▶ **Document extract**:
Optimizing NHibernate

time to read 3 min | 433 words

Aaron (Eleutian) is talking about some issues that he has with optimizing with NHibernate.

So in short, I feel NHibernate (and any ORM for that matter) needs the following features to really be optimization friendly:

  • Lazy field initialization
  • Querying for partial objects: select u(Username, Email) from User u
  • Read-only queries that do not get flushed.
  • Join qualifiers (on in T-SQL)

Let me try to take this in order.

Lazy Field Initialization:

On the surface, it looks very good, because you can do something like:

Customer customer = session.Load<Customer>(15);
Console.Write(customer.Name);

And the OR/M would generate this SQL:

SELECT Name FROM Customers where Id = @p0; @p0 = 15;

That sounds fine, until you realize that the database roundtrip is far more expensive than loading a single row, even if you load all its columns (leaving BLOB aside for now). This means that it is usually much more efficient to load the entire row at a single go, rather than piecemeal.

I tried to toy a bit with the way you would do that, and I can't really think of a good way to handle it without causing major management issues for the OR/M user.

▶ **Dataset entries**:
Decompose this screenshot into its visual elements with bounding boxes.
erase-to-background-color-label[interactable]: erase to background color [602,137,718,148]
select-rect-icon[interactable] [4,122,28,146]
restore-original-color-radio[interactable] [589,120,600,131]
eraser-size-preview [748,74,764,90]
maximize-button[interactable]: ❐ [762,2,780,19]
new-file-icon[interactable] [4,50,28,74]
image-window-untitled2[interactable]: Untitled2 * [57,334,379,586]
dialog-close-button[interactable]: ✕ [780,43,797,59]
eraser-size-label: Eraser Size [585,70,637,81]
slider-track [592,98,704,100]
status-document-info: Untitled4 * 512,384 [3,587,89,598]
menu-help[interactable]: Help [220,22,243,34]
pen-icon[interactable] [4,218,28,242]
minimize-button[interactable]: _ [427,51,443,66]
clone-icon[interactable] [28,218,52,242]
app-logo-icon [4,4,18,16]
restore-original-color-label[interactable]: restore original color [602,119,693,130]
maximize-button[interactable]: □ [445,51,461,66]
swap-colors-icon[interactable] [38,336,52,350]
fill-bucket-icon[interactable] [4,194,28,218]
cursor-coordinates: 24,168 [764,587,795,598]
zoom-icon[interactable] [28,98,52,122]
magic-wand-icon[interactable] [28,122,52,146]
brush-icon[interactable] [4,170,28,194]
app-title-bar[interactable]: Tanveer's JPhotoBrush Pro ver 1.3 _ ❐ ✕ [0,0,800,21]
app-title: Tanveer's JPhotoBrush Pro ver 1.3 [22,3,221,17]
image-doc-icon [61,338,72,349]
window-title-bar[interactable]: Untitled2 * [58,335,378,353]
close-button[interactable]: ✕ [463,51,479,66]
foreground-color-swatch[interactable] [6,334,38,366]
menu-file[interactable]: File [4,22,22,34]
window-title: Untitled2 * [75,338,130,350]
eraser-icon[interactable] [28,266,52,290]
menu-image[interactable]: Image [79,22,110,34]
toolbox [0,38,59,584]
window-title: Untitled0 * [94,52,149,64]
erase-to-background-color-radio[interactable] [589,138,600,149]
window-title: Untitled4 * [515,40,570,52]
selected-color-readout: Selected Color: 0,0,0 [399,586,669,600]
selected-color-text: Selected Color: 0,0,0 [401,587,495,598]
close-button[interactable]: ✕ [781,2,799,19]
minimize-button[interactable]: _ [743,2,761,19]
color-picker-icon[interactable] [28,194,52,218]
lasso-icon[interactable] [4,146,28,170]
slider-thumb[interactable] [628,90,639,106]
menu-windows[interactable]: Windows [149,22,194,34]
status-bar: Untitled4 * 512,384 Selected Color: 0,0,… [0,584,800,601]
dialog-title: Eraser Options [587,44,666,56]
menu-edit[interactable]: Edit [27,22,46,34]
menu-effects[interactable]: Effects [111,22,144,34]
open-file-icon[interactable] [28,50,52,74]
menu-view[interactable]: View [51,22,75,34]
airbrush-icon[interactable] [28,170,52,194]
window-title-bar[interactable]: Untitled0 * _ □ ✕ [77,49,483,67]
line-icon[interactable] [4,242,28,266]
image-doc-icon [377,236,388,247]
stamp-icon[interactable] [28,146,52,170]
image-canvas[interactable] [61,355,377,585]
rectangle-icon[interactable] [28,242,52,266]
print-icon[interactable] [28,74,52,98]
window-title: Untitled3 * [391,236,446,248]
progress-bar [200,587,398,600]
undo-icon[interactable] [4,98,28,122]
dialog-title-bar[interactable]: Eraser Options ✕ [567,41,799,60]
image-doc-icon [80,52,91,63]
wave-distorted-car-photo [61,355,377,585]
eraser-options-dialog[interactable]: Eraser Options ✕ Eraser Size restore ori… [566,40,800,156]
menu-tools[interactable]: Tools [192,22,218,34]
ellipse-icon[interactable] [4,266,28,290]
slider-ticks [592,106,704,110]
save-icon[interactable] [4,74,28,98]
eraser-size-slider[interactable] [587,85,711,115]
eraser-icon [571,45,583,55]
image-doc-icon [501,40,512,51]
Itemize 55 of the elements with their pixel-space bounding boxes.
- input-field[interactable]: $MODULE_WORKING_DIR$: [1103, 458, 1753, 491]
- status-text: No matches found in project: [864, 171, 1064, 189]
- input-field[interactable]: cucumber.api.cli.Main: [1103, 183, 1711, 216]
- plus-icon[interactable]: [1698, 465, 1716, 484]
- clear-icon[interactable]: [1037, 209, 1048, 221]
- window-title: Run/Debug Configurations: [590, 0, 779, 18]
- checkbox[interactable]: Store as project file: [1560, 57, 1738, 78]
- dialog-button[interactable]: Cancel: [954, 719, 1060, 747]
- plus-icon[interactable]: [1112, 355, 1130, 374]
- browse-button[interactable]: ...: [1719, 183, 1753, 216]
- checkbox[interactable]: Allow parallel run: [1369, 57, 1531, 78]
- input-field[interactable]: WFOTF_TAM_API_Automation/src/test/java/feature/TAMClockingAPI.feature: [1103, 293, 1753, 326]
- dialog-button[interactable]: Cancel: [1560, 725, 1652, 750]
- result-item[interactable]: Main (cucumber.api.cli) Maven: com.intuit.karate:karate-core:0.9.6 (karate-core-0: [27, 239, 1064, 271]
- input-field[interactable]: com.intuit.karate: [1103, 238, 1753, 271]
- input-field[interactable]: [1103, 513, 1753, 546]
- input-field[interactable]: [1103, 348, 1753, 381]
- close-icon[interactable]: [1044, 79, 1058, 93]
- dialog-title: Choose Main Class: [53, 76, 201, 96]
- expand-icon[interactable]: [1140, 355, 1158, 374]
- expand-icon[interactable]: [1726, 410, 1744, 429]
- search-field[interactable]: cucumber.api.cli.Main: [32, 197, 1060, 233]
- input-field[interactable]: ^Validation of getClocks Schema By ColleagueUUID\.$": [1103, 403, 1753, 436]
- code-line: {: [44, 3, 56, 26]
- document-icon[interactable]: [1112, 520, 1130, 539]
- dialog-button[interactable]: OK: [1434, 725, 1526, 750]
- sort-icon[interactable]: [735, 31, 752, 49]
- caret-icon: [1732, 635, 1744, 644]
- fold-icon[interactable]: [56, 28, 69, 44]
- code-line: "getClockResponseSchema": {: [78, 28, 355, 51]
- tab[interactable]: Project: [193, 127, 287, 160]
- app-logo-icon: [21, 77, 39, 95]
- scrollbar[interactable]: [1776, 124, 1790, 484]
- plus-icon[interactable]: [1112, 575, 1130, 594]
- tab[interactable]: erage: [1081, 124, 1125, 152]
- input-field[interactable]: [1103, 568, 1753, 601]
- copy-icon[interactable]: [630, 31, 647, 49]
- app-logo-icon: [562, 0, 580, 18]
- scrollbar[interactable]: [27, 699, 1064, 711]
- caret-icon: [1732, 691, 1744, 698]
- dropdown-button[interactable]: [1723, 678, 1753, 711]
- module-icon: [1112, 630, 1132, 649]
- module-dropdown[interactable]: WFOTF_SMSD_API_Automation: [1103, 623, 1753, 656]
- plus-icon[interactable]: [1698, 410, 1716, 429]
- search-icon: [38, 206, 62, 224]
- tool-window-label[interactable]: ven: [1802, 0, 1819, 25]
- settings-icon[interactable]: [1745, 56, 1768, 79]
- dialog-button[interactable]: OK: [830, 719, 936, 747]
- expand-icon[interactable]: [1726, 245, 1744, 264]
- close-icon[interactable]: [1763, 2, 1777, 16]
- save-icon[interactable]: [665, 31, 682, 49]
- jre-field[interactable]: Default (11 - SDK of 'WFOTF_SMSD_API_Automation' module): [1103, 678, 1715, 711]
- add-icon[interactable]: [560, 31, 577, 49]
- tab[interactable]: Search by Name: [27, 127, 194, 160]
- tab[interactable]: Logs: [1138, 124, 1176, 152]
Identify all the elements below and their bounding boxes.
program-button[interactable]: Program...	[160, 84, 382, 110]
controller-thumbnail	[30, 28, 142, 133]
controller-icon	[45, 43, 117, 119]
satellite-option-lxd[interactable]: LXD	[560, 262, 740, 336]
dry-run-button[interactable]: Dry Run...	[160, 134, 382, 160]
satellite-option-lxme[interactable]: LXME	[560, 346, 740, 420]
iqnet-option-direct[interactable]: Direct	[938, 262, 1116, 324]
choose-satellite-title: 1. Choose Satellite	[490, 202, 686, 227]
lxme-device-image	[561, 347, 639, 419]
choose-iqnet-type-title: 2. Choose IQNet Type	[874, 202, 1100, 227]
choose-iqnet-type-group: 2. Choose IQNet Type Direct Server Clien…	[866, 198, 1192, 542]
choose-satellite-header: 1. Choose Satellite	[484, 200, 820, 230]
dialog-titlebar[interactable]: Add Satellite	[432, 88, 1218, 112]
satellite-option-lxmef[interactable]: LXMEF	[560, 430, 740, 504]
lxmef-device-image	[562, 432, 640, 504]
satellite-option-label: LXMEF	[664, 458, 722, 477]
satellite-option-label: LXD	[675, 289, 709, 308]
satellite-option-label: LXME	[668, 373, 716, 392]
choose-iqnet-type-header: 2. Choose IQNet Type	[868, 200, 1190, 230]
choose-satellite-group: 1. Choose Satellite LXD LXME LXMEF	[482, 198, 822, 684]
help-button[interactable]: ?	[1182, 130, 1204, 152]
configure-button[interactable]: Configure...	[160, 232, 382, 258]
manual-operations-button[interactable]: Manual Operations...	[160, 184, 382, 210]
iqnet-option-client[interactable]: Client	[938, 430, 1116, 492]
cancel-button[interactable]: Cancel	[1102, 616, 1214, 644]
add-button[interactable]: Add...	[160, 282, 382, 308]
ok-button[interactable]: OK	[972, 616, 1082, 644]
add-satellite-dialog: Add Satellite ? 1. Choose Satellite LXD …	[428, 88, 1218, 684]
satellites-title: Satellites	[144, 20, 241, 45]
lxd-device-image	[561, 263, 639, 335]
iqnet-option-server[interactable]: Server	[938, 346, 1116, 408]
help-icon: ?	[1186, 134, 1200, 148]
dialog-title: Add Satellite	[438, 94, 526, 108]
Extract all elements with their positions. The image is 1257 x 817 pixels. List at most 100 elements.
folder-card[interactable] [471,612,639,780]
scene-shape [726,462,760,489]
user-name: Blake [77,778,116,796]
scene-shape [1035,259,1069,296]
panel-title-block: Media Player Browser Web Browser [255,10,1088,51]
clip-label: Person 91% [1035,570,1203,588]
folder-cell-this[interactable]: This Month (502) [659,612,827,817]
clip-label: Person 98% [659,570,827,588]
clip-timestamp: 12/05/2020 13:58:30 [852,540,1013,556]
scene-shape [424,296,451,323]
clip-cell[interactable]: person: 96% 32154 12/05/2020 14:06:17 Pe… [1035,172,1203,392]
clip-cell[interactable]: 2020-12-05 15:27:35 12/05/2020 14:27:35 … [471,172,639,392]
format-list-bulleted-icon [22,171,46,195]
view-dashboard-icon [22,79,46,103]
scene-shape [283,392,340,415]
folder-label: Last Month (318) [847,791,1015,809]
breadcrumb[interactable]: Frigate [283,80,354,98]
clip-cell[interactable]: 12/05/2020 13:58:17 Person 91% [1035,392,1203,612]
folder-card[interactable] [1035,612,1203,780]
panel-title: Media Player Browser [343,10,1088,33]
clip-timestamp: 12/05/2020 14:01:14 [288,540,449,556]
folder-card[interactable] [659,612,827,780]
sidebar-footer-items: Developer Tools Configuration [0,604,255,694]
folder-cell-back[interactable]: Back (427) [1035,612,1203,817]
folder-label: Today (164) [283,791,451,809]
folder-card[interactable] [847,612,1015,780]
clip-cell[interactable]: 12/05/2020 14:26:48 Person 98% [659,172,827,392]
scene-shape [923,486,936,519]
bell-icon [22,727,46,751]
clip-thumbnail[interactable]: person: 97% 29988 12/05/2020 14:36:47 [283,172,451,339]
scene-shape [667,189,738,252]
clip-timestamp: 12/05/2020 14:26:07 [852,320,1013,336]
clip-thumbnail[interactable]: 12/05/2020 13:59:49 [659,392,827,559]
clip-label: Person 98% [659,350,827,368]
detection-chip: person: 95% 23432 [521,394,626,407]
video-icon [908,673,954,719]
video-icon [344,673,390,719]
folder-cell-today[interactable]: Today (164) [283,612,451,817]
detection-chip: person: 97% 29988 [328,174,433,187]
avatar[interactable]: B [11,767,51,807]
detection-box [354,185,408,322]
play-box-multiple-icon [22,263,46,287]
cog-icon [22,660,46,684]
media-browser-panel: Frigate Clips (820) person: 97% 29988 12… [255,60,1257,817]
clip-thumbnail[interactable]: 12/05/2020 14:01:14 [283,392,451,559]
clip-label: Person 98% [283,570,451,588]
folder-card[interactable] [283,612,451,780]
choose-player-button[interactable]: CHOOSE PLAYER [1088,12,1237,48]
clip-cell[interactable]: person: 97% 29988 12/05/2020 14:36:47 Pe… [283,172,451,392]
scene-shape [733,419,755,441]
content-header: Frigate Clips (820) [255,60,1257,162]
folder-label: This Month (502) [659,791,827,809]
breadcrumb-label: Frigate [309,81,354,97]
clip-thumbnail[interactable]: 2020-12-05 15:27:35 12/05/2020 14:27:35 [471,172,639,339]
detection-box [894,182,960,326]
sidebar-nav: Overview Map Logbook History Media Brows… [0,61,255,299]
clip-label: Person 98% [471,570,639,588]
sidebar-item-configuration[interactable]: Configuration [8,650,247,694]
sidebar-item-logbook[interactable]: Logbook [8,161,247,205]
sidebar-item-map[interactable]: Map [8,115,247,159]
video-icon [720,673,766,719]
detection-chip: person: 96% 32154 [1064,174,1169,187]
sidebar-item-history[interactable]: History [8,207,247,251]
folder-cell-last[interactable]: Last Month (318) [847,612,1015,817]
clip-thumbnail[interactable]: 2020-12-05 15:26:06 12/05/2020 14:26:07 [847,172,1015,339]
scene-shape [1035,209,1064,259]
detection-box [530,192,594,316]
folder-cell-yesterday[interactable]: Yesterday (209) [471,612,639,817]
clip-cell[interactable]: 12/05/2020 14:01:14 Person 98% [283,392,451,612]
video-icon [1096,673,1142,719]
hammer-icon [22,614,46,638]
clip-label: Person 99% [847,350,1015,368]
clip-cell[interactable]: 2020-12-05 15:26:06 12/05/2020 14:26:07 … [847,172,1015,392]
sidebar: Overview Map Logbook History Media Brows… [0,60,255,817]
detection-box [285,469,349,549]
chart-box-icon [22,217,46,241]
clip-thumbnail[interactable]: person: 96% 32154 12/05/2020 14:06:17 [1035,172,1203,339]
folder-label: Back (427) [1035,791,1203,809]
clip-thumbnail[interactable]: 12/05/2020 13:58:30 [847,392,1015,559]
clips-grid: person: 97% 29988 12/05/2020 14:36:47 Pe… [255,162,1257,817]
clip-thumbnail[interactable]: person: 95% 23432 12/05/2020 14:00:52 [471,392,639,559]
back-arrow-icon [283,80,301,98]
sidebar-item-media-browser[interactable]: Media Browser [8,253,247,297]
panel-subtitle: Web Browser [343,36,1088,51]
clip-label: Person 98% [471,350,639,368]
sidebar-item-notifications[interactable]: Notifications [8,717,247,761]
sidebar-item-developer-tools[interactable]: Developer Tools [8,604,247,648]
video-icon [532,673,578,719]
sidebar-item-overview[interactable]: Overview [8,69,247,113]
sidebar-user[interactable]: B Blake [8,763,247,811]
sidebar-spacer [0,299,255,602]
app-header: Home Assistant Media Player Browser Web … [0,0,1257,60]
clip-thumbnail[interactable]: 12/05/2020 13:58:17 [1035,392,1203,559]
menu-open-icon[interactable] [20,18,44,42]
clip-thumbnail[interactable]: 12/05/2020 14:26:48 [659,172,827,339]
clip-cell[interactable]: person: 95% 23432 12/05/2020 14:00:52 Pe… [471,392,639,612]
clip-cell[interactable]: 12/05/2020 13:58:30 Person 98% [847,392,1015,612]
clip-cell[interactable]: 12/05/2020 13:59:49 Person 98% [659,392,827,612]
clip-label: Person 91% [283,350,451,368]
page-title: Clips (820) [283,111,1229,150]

▶ **About this exercise**: In one to three sentences, explain why the NHibernate optimization post says lazy field initialization is less appealing than it first looks.

▶ **Response box**: A database roundtrip costs far more than loading a single row, even when all its columns are loaded (BLOBs aside). So it is usually much more efficient to load the entire row in one go than to fetch its fields piecemeal.